STUDY QUESTIONS:
• A. Using the background section of the hip arthroplasty abstract, explain in one to three sentences why a long follow-up of this hydroxyapatite-coated stem is worth reporting.
• B. Pick up the hip arthroplasty abstract after its last sentence and write what comes next.

TEXT SHOWN:
The Journal of Arthroplasty, Volume 32, Issue 5, 1543 - 1546

Total Hip Arthroplasty With a Fully Hydroxyapatite-Coated Stem: A Cohort Study During 23-28 Years

Reikerås, Olav
Hip

Background

Long-term results of a hydroxyapatite (HA)-coated stem are sparse. We have followed a cohort of patients operated with a grit-blasted titanium stem designed for press-fit insertion and entirely plasma-sprayed with HA up to 28 years.

Methods

In the years 1988-1993, we performed 323 primary total hip arthroplasties in 276 patients (189 women). Their mean age was 48 (15-79) years. During the following years, 83 patients with 88 hips have died, and 18 patients did not attend the follow-up examination, but had no major symptoms according to telephone interviews and control examination. Thus, 212 patients (255 hips) were followed up for more than 20 years.

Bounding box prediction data
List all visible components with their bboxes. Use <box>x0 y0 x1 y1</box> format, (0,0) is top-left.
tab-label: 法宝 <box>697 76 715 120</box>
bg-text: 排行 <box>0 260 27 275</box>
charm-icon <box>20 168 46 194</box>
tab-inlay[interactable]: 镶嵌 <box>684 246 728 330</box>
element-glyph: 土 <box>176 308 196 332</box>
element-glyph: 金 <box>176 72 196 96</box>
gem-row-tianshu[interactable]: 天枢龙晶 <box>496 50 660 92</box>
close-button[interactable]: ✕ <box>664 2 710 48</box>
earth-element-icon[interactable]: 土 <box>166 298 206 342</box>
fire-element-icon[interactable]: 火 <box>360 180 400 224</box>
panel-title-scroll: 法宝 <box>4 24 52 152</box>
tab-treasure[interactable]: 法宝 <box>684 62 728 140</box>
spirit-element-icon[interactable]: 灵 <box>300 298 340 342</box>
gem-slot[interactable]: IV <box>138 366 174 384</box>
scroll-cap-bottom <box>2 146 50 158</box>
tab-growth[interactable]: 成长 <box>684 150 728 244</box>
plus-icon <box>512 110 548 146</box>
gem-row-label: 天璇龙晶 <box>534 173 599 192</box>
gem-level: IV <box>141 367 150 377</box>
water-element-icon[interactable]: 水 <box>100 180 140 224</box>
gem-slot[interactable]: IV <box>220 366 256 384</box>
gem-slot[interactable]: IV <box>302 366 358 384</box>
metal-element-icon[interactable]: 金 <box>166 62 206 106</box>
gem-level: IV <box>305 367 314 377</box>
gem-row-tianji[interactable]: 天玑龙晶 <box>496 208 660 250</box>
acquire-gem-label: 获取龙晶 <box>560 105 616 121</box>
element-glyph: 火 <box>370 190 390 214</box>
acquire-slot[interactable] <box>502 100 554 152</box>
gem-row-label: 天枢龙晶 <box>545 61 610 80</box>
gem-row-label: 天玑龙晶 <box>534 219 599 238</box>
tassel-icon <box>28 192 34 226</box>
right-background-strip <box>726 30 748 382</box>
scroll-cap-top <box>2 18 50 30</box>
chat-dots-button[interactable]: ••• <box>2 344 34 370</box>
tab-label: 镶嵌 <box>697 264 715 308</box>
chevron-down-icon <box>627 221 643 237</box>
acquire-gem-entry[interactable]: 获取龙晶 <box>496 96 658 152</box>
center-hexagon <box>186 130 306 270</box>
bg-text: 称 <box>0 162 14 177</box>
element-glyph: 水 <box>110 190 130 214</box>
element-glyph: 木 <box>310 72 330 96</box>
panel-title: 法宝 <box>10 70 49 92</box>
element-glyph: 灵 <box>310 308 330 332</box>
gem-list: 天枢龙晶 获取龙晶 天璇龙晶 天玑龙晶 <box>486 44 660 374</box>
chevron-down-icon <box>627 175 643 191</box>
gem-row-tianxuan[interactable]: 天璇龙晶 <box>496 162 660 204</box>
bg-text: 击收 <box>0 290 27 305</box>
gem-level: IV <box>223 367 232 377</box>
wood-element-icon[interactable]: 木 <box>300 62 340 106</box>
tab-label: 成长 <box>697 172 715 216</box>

OUTPUTS FOR THE TASKS:
• A. Long-term results for hydroxyapatite-coated stems are sparse. This cohort received a grit-blasted titanium stem fully plasma-sprayed with hydroxyapatite and has been followed for up to 28 years.

• B.
Results

Three patients were revised because of late periprosthetic infection, 1 because of a fall with periprosthetic fracture, and 2 stems were revised due to mechanical failure. Osteolysis was significantly associated with wear, and wear was significantly associated with the size of the femoral head. We found a small amount of proximal bone loss and a low incidence of distal hypertrophy of the bone. The bone changes confirmed a well-fixed femoral component in asymptomatic patients.

Conclusion

Our findings indicate an essentially physiological weight distribution from the stem to the femoral bone with no significant thigh pain. The changes in the bone confirmed that the femoral component was well-fixed, and we conclude that a fully HA-coated titanium stem designed for press-fit insertion lasts for 23-28 years.